TASK OBJECTIVE
How many lines of the material below contain the string "أوهام"? Answer with the number and nothing else.

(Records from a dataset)
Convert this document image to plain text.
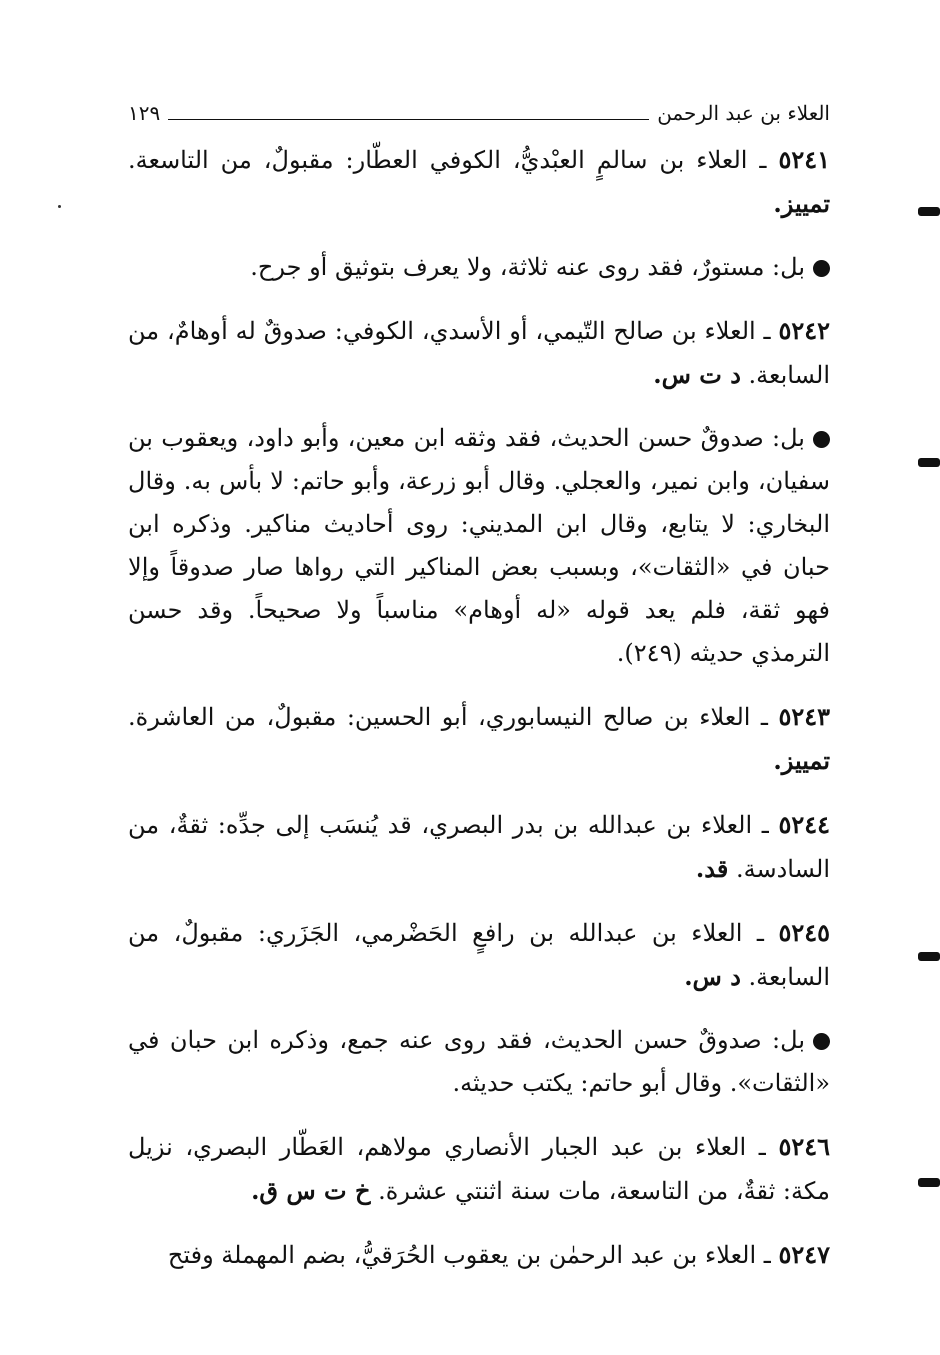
العلاء بن عبد الرحمن
١٢٩

٥٢٤١ ـ العلاء بن سالمٍ العبْديُّ، الكوفي العطّار: مقبولٌ، من التاسعة. تمييز.

بل: مستورٌ، فقد روى عنه ثلاثة، ولا يعرف بتوثيق أو جرح.

٥٢٤٢ ـ العلاء بن صالح التّيمي، أو الأسدي، الكوفي: صدوقٌ له أوهامٌ، من السابعة. د ت س.

بل: صدوقٌ حسن الحديث، فقد وثقه ابن معين، وأبو داود، ويعقوب بن سفيان، وابن نمير، والعجلي. وقال أبو زرعة، وأبو حاتم: لا بأس به. وقال البخاري: لا يتابع، وقال ابن المديني: روى أحاديث مناكير. وذكره ابن حبان في «الثقات»، وبسبب بعض المناكير التي رواها صار صدوقاً وإلا فهو ثقة، فلم يعد قوله «له أوهام» مناسباً ولا صحيحاً. وقد حسن الترمذي حديثه (٢٤٩).

٥٢٤٣ ـ العلاء بن صالح النيسابوري، أبو الحسين: مقبولٌ، من العاشرة. تمييز.

٥٢٤٤ ـ العلاء بن عبدالله بن بدر البصري، قد يُنسَب إلى جدِّه: ثقةٌ، من السادسة. قد.

٥٢٤٥ ـ العلاء بن عبدالله بن رافعٍ الحَضْرمي، الجَزَري: مقبولٌ، من السابعة. د س.

بل: صدوقٌ حسن الحديث، فقد روى عنه جمع، وذكره ابن حبان في «الثقات». وقال أبو حاتم: يكتب حديثه.

٥٢٤٦ ـ العلاء بن عبد الجبار الأنصاري مولاهم، العَطّار البصري، نزيل مكة: ثقةٌ، من التاسعة، مات سنة اثنتي عشرة. خ ت س ق.

٥٢٤٧ ـ العلاء بن عبد الرحمٰن بن يعقوب الحُرَقيُّ، بضم المهملة وفتح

TASK RESULT
2